* _TASK OBJECTIVE_
Reproduce each of the following records verbatim, without changing any character.

* _SUPPLIED RECORDS_
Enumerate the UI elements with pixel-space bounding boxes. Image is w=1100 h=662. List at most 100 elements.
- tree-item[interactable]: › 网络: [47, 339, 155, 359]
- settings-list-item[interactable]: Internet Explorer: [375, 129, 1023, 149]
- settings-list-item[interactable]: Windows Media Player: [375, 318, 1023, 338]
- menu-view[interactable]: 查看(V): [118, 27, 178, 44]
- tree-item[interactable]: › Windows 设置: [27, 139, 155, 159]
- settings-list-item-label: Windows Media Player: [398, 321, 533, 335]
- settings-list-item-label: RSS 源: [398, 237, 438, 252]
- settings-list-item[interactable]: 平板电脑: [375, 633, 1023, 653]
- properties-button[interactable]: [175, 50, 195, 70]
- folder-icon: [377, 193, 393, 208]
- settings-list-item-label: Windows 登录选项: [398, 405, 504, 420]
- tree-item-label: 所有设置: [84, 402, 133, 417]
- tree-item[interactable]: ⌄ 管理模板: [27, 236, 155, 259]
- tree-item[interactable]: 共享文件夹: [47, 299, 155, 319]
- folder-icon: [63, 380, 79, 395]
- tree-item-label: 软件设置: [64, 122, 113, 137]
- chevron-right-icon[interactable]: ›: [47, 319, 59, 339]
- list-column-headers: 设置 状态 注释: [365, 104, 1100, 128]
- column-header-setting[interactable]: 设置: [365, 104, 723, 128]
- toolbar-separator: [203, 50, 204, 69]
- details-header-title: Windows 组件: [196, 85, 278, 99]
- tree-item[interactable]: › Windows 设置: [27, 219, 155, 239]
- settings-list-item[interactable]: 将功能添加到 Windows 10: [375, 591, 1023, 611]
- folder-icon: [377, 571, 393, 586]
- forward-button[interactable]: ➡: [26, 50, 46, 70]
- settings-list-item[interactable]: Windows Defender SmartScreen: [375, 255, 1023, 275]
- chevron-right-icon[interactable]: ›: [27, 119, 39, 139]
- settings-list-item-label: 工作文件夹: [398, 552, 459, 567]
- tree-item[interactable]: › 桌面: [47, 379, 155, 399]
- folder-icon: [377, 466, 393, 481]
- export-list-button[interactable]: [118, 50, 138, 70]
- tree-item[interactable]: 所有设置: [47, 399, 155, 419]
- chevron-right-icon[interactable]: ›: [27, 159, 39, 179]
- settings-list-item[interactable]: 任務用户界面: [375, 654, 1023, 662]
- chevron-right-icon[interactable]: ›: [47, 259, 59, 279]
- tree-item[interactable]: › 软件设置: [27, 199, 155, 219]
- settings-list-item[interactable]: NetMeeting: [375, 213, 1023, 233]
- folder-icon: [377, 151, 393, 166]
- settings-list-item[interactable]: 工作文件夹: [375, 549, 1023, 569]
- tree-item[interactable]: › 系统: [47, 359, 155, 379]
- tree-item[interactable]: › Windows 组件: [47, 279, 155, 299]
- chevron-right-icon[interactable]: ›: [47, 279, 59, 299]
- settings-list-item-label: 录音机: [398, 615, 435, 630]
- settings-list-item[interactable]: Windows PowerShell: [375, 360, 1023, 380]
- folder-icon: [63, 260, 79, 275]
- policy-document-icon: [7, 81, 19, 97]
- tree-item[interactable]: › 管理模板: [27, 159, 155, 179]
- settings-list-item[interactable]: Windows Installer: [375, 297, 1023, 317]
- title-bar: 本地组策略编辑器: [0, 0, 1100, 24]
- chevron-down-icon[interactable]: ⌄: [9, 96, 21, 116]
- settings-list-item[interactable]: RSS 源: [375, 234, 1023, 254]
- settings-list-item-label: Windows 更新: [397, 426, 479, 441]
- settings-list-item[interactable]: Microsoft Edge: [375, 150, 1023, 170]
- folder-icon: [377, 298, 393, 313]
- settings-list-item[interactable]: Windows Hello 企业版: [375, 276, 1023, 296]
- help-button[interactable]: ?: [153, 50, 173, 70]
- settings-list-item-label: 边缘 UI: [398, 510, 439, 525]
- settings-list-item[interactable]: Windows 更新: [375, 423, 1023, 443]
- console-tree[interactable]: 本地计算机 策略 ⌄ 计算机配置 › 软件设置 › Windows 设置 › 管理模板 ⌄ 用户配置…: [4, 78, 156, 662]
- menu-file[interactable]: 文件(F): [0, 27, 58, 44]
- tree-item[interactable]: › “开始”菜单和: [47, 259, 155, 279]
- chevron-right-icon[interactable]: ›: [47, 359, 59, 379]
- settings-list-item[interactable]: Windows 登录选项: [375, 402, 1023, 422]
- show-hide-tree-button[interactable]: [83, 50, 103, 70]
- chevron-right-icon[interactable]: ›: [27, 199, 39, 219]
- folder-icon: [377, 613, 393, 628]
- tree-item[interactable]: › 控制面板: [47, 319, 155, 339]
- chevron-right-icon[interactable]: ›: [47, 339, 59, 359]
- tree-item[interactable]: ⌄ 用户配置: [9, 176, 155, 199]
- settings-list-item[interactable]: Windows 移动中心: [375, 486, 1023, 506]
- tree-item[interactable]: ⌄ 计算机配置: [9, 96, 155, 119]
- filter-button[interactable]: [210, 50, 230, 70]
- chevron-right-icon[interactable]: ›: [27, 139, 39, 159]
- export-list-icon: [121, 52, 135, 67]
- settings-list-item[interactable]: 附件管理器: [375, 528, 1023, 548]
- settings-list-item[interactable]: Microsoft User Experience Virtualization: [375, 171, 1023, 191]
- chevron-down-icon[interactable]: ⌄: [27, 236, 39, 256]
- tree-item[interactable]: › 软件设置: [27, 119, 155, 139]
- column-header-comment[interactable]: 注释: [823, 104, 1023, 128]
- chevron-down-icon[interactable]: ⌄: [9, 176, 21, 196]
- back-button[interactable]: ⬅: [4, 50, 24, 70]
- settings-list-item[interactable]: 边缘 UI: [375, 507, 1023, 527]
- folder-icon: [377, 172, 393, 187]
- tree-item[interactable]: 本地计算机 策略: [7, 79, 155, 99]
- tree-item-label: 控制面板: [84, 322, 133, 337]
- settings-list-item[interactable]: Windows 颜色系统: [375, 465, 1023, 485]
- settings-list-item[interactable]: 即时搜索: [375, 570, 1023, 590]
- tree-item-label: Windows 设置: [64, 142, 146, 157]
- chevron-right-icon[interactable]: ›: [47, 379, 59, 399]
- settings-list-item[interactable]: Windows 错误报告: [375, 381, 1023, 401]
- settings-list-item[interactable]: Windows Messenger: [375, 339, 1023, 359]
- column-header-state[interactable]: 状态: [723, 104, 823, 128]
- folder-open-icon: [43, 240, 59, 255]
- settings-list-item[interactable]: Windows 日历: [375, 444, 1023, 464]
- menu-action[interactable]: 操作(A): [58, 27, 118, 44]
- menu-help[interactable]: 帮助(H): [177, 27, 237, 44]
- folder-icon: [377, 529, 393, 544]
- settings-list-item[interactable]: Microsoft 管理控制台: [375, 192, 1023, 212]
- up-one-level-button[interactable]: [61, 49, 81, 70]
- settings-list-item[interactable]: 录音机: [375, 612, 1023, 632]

* _TASK RESULT_
Enumerate the UI elements with pixel-space bounding boxes. Image is w=1100 h=662. List at most 100 elements.
- tree-item[interactable]: › 网络: [47, 339, 155, 359]
- settings-list-item[interactable]: Internet Explorer: [375, 129, 1023, 149]
- settings-list-item[interactable]: Windows Media Player: [375, 318, 1023, 338]
- menu-view[interactable]: 查看(V): [118, 27, 178, 44]
- tree-item[interactable]: › Windows 设置: [27, 139, 155, 159]
- settings-list-item-label: Windows Media Player: [398, 321, 533, 335]
- settings-list-item-label: RSS 源: [398, 237, 438, 252]
- settings-list-item[interactable]: 平板电脑: [375, 633, 1023, 653]
- properties-button[interactable]: [175, 50, 195, 70]
- folder-icon: [377, 193, 393, 208]
- settings-list-item-label: Windows 登录选项: [398, 405, 504, 420]
- tree-item-label: 所有设置: [84, 402, 133, 417]
- tree-item[interactable]: ⌄ 管理模板: [27, 236, 155, 259]
- tree-item[interactable]: 共享文件夹: [47, 299, 155, 319]
- folder-icon: [63, 380, 79, 395]
- tree-item-label: 软件设置: [64, 122, 113, 137]
- chevron-right-icon[interactable]: ›: [47, 319, 59, 339]
- list-column-headers: 设置 状态 注释: [365, 104, 1100, 128]
- column-header-setting[interactable]: 设置: [365, 104, 723, 128]
- toolbar-separator: [203, 50, 204, 69]
- details-header-title: Windows 组件: [196, 85, 278, 99]
- tree-item[interactable]: › Windows 设置: [27, 219, 155, 239]
- settings-list-item[interactable]: 将功能添加到 Windows 10: [375, 591, 1023, 611]
- folder-icon: [377, 571, 393, 586]
- forward-button[interactable]: ➡: [26, 50, 46, 70]
- settings-list-item[interactable]: Windows Defender SmartScreen: [375, 255, 1023, 275]
- chevron-right-icon[interactable]: ›: [27, 119, 39, 139]
- settings-list-item-label: 工作文件夹: [398, 552, 459, 567]
- tree-item[interactable]: › 桌面: [47, 379, 155, 399]
- folder-icon: [377, 466, 393, 481]
- export-list-button[interactable]: [118, 50, 138, 70]
- tree-item[interactable]: 所有设置: [47, 399, 155, 419]
- chevron-right-icon[interactable]: ›: [27, 159, 39, 179]
- settings-list-item[interactable]: 任務用户界面: [375, 654, 1023, 662]
- chevron-right-icon[interactable]: ›: [47, 259, 59, 279]
- tree-item[interactable]: › 软件设置: [27, 199, 155, 219]
- settings-list-item[interactable]: NetMeeting: [375, 213, 1023, 233]
- folder-icon: [377, 151, 393, 166]
- settings-list-item[interactable]: 工作文件夹: [375, 549, 1023, 569]
- tree-item[interactable]: › 系统: [47, 359, 155, 379]
- tree-item[interactable]: › Windows 组件: [47, 279, 155, 299]
- chevron-right-icon[interactable]: ›: [47, 279, 59, 299]
- settings-list-item-label: 录音机: [398, 615, 435, 630]
- settings-list-item[interactable]: Windows PowerShell: [375, 360, 1023, 380]
- folder-icon: [63, 260, 79, 275]
- policy-document-icon: [7, 81, 19, 97]
- tree-item[interactable]: › 管理模板: [27, 159, 155, 179]
- settings-list-item[interactable]: Windows Installer: [375, 297, 1023, 317]
- title-bar: 本地组策略编辑器: [0, 0, 1100, 24]
- chevron-down-icon[interactable]: ⌄: [9, 96, 21, 116]
- settings-list-item[interactable]: RSS 源: [375, 234, 1023, 254]
- settings-list-item-label: Windows 更新: [397, 426, 479, 441]
- settings-list-item[interactable]: Microsoft Edge: [375, 150, 1023, 170]
- folder-icon: [377, 298, 393, 313]
- settings-list-item[interactable]: Windows Hello 企业版: [375, 276, 1023, 296]
- help-button[interactable]: ?: [153, 50, 173, 70]
- settings-list-item-label: 边缘 UI: [398, 510, 439, 525]
- settings-list-item[interactable]: Windows 更新: [375, 423, 1023, 443]
- console-tree[interactable]: 本地计算机 策略 ⌄ 计算机配置 › 软件设置 › Windows 设置 › 管理模板 ⌄ 用户配置…: [4, 78, 156, 662]
- menu-file[interactable]: 文件(F): [0, 27, 58, 44]
- tree-item[interactable]: › “开始”菜单和: [47, 259, 155, 279]
- chevron-right-icon[interactable]: ›: [47, 359, 59, 379]
- settings-list-item[interactable]: Windows 登录选项: [375, 402, 1023, 422]
- show-hide-tree-button[interactable]: [83, 50, 103, 70]
- chevron-right-icon[interactable]: ›: [27, 199, 39, 219]
- folder-icon: [377, 613, 393, 628]
- tree-item[interactable]: › 控制面板: [47, 319, 155, 339]
- chevron-right-icon[interactable]: ›: [47, 339, 59, 359]
- tree-item[interactable]: ⌄ 用户配置: [9, 176, 155, 199]
- settings-list-item[interactable]: Windows 移动中心: [375, 486, 1023, 506]
- tree-item[interactable]: ⌄ 计算机配置: [9, 96, 155, 119]
- filter-button[interactable]: [210, 50, 230, 70]
- chevron-right-icon[interactable]: ›: [27, 139, 39, 159]
- export-list-icon: [121, 52, 135, 67]
- settings-list-item[interactable]: 附件管理器: [375, 528, 1023, 548]
- settings-list-item[interactable]: Microsoft User Experience Virtualization: [375, 171, 1023, 191]
- chevron-down-icon[interactable]: ⌄: [27, 236, 39, 256]
- tree-item[interactable]: › 软件设置: [27, 119, 155, 139]
- column-header-comment[interactable]: 注释: [823, 104, 1023, 128]
- chevron-down-icon[interactable]: ⌄: [9, 176, 21, 196]
- back-button[interactable]: ⬅: [4, 50, 24, 70]
- settings-list-item[interactable]: 边缘 UI: [375, 507, 1023, 527]
- folder-icon: [377, 172, 393, 187]
- tree-item[interactable]: 本地计算机 策略: [7, 79, 155, 99]
- tree-item-label: 控制面板: [84, 322, 133, 337]
- settings-list-item[interactable]: Windows 颜色系统: [375, 465, 1023, 485]
- settings-list-item[interactable]: 即时搜索: [375, 570, 1023, 590]
- tree-item-label: Windows 设置: [64, 142, 146, 157]
- chevron-right-icon[interactable]: ›: [47, 379, 59, 399]
- settings-list-item[interactable]: Windows 错误报告: [375, 381, 1023, 401]
- settings-list-item[interactable]: Windows Messenger: [375, 339, 1023, 359]
- column-header-state[interactable]: 状态: [723, 104, 823, 128]
- folder-open-icon: [43, 240, 59, 255]
- settings-list-item[interactable]: Windows 日历: [375, 444, 1023, 464]
- menu-action[interactable]: 操作(A): [58, 27, 118, 44]
- menu-help[interactable]: 帮助(H): [177, 27, 237, 44]
- folder-icon: [377, 529, 393, 544]
- settings-list-item[interactable]: Microsoft 管理控制台: [375, 192, 1023, 212]
- up-one-level-button[interactable]: [61, 49, 81, 70]
- settings-list-item[interactable]: 录音机: [375, 612, 1023, 632]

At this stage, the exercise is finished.